Problem description:
Do not include the pictures; repeat the rest of the data exactly.

============

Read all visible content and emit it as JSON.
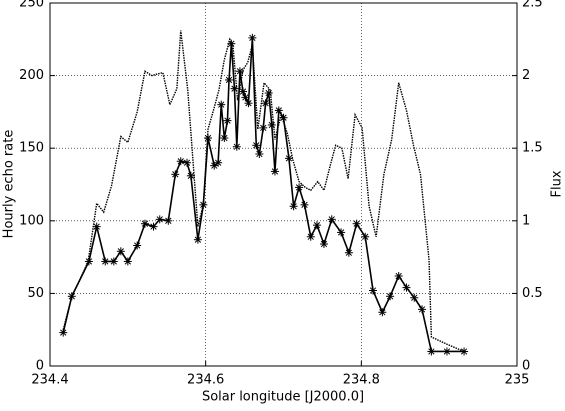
{
  "chart_data": {
    "type": "line",
    "xlabel": "Solar longitude [J2000.0]",
    "ylabel": "Hourly echo rate",
    "y2label": "Flux",
    "xlim": [
      234.4,
      235
    ],
    "xticks": [
      234.4,
      234.6,
      234.8,
      235
    ],
    "ylim": [
      0,
      250
    ],
    "yticks": [
      0,
      50,
      100,
      150,
      200,
      250
    ],
    "y2lim": [
      0,
      2.5
    ],
    "y2ticks": [
      0,
      0.5,
      1,
      1.5,
      2,
      2.5
    ],
    "grid": true,
    "series": [
      {
        "color": "#000000",
        "marker": "asterisk",
        "dash": "solid",
        "x": [
          234.417,
          234.428,
          234.45,
          234.46,
          234.471,
          234.482,
          234.491,
          234.5,
          234.512,
          234.522,
          234.533,
          234.541,
          234.552,
          234.561,
          234.568,
          234.576,
          234.581,
          234.59,
          234.597,
          234.603,
          234.611,
          234.616,
          234.62,
          234.624,
          234.628,
          234.63,
          234.633,
          234.637,
          234.64,
          234.644,
          234.648,
          234.651,
          234.655,
          234.66,
          234.665,
          234.669,
          234.674,
          234.677,
          234.681,
          234.685,
          234.689,
          234.694,
          234.7,
          234.707,
          234.713,
          234.72,
          234.727,
          234.735,
          234.743,
          234.752,
          234.762,
          234.774,
          234.784,
          234.794,
          234.805,
          234.815,
          234.827,
          234.837,
          234.848,
          234.858,
          234.868,
          234.878,
          234.89,
          234.91,
          234.932
        ],
        "values": [
          23,
          48,
          72,
          96,
          72,
          72,
          79,
          72,
          83,
          98,
          96,
          101,
          100,
          132,
          141,
          140,
          131,
          87,
          111,
          157,
          138,
          140,
          180,
          157,
          169,
          197,
          222,
          191,
          151,
          203,
          189,
          185,
          181,
          226,
          152,
          146,
          164,
          181,
          188,
          166,
          134,
          176,
          171,
          143,
          110,
          123,
          111,
          89,
          97,
          84,
          101,
          92,
          78,
          98,
          89,
          52,
          37,
          48,
          62,
          54,
          47,
          39,
          10,
          10,
          10
        ]
      },
      {
        "color": "#000000",
        "marker": "none",
        "dash": "dotted",
        "axis": "y2",
        "x": [
          234.417,
          234.428,
          234.438,
          234.449,
          234.46,
          234.469,
          234.479,
          234.491,
          234.5,
          234.512,
          234.522,
          234.531,
          234.537,
          234.545,
          234.554,
          234.563,
          234.568,
          234.577,
          234.585,
          234.59,
          234.597,
          234.603,
          234.611,
          234.617,
          234.624,
          234.631,
          234.635,
          234.641,
          234.648,
          234.654,
          234.66,
          234.667,
          234.675,
          234.683,
          234.689,
          234.697,
          234.705,
          234.712,
          234.72,
          234.728,
          234.735,
          234.744,
          234.752,
          234.76,
          234.767,
          234.775,
          234.783,
          234.792,
          234.801,
          234.81,
          234.819,
          234.829,
          234.839,
          234.848,
          234.858,
          234.867,
          234.876,
          234.887,
          234.89,
          234.91,
          234.932
        ],
        "values": [
          0.25,
          0.48,
          0.59,
          0.72,
          1.12,
          1.06,
          1.24,
          1.58,
          1.54,
          1.75,
          2.03,
          2.0,
          2.01,
          2.02,
          1.8,
          1.91,
          2.31,
          1.9,
          1.32,
          0.96,
          1.11,
          1.63,
          1.78,
          1.9,
          2.11,
          2.25,
          2.21,
          1.83,
          2.04,
          2.09,
          2.21,
          1.63,
          1.95,
          1.9,
          1.56,
          1.73,
          1.6,
          1.42,
          1.27,
          1.23,
          1.21,
          1.27,
          1.21,
          1.38,
          1.52,
          1.5,
          1.29,
          1.73,
          1.64,
          1.1,
          0.89,
          1.32,
          1.56,
          1.95,
          1.76,
          1.52,
          1.32,
          0.73,
          0.2,
          0.15,
          0.1
        ]
      }
    ]
  }
}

============

Problem solution:
Read all visible content and emit it as JSON.
{
  "chart_data": {
    "type": "line",
    "xlabel": "Solar longitude [J2000.0]",
    "ylabel": "Hourly echo rate",
    "y2label": "Flux",
    "xlim": [
      234.4,
      235
    ],
    "xticks": [
      234.4,
      234.6,
      234.8,
      235
    ],
    "ylim": [
      0,
      250
    ],
    "yticks": [
      0,
      50,
      100,
      150,
      200,
      250
    ],
    "y2lim": [
      0,
      2.5
    ],
    "y2ticks": [
      0,
      0.5,
      1,
      1.5,
      2,
      2.5
    ],
    "grid": true,
    "series": [
      {
        "color": "#000000",
        "marker": "asterisk",
        "dash": "solid",
        "x": [
          234.417,
          234.428,
          234.45,
          234.46,
          234.471,
          234.482,
          234.491,
          234.5,
          234.512,
          234.522,
          234.533,
          234.541,
          234.552,
          234.561,
          234.568,
          234.576,
          234.581,
          234.59,
          234.597,
          234.603,
          234.611,
          234.616,
          234.62,
          234.624,
          234.628,
          234.63,
          234.633,
          234.637,
          234.64,
          234.644,
          234.648,
          234.651,
          234.655,
          234.66,
          234.665,
          234.669,
          234.674,
          234.677,
          234.681,
          234.685,
          234.689,
          234.694,
          234.7,
          234.707,
          234.713,
          234.72,
          234.727,
          234.735,
          234.743,
          234.752,
          234.762,
          234.774,
          234.784,
          234.794,
          234.805,
          234.815,
          234.827,
          234.837,
          234.848,
          234.858,
          234.868,
          234.878,
          234.89,
          234.91,
          234.932
        ],
        "values": [
          23,
          48,
          72,
          96,
          72,
          72,
          79,
          72,
          83,
          98,
          96,
          101,
          100,
          132,
          141,
          140,
          131,
          87,
          111,
          157,
          138,
          140,
          180,
          157,
          169,
          197,
          222,
          191,
          151,
          203,
          189,
          185,
          181,
          226,
          152,
          146,
          164,
          181,
          188,
          166,
          134,
          176,
          171,
          143,
          110,
          123,
          111,
          89,
          97,
          84,
          101,
          92,
          78,
          98,
          89,
          52,
          37,
          48,
          62,
          54,
          47,
          39,
          10,
          10,
          10
        ]
      },
      {
        "color": "#000000",
        "marker": "none",
        "dash": "dotted",
        "axis": "y2",
        "x": [
          234.417,
          234.428,
          234.438,
          234.449,
          234.46,
          234.469,
          234.479,
          234.491,
          234.5,
          234.512,
          234.522,
          234.531,
          234.537,
          234.545,
          234.554,
          234.563,
          234.568,
          234.577,
          234.585,
          234.59,
          234.597,
          234.603,
          234.611,
          234.617,
          234.624,
          234.631,
          234.635,
          234.641,
          234.648,
          234.654,
          234.66,
          234.667,
          234.675,
          234.683,
          234.689,
          234.697,
          234.705,
          234.712,
          234.72,
          234.728,
          234.735,
          234.744,
          234.752,
          234.76,
          234.767,
          234.775,
          234.783,
          234.792,
          234.801,
          234.81,
          234.819,
          234.829,
          234.839,
          234.848,
          234.858,
          234.867,
          234.876,
          234.887,
          234.89,
          234.91,
          234.932
        ],
        "values": [
          0.25,
          0.48,
          0.59,
          0.72,
          1.12,
          1.06,
          1.24,
          1.58,
          1.54,
          1.75,
          2.03,
          2.0,
          2.01,
          2.02,
          1.8,
          1.91,
          2.31,
          1.9,
          1.32,
          0.96,
          1.11,
          1.63,
          1.78,
          1.9,
          2.11,
          2.25,
          2.21,
          1.83,
          2.04,
          2.09,
          2.21,
          1.63,
          1.95,
          1.9,
          1.56,
          1.73,
          1.6,
          1.42,
          1.27,
          1.23,
          1.21,
          1.27,
          1.21,
          1.38,
          1.52,
          1.5,
          1.29,
          1.73,
          1.64,
          1.1,
          0.89,
          1.32,
          1.56,
          1.95,
          1.76,
          1.52,
          1.32,
          0.73,
          0.2,
          0.15,
          0.1
        ]
      }
    ]
  }
}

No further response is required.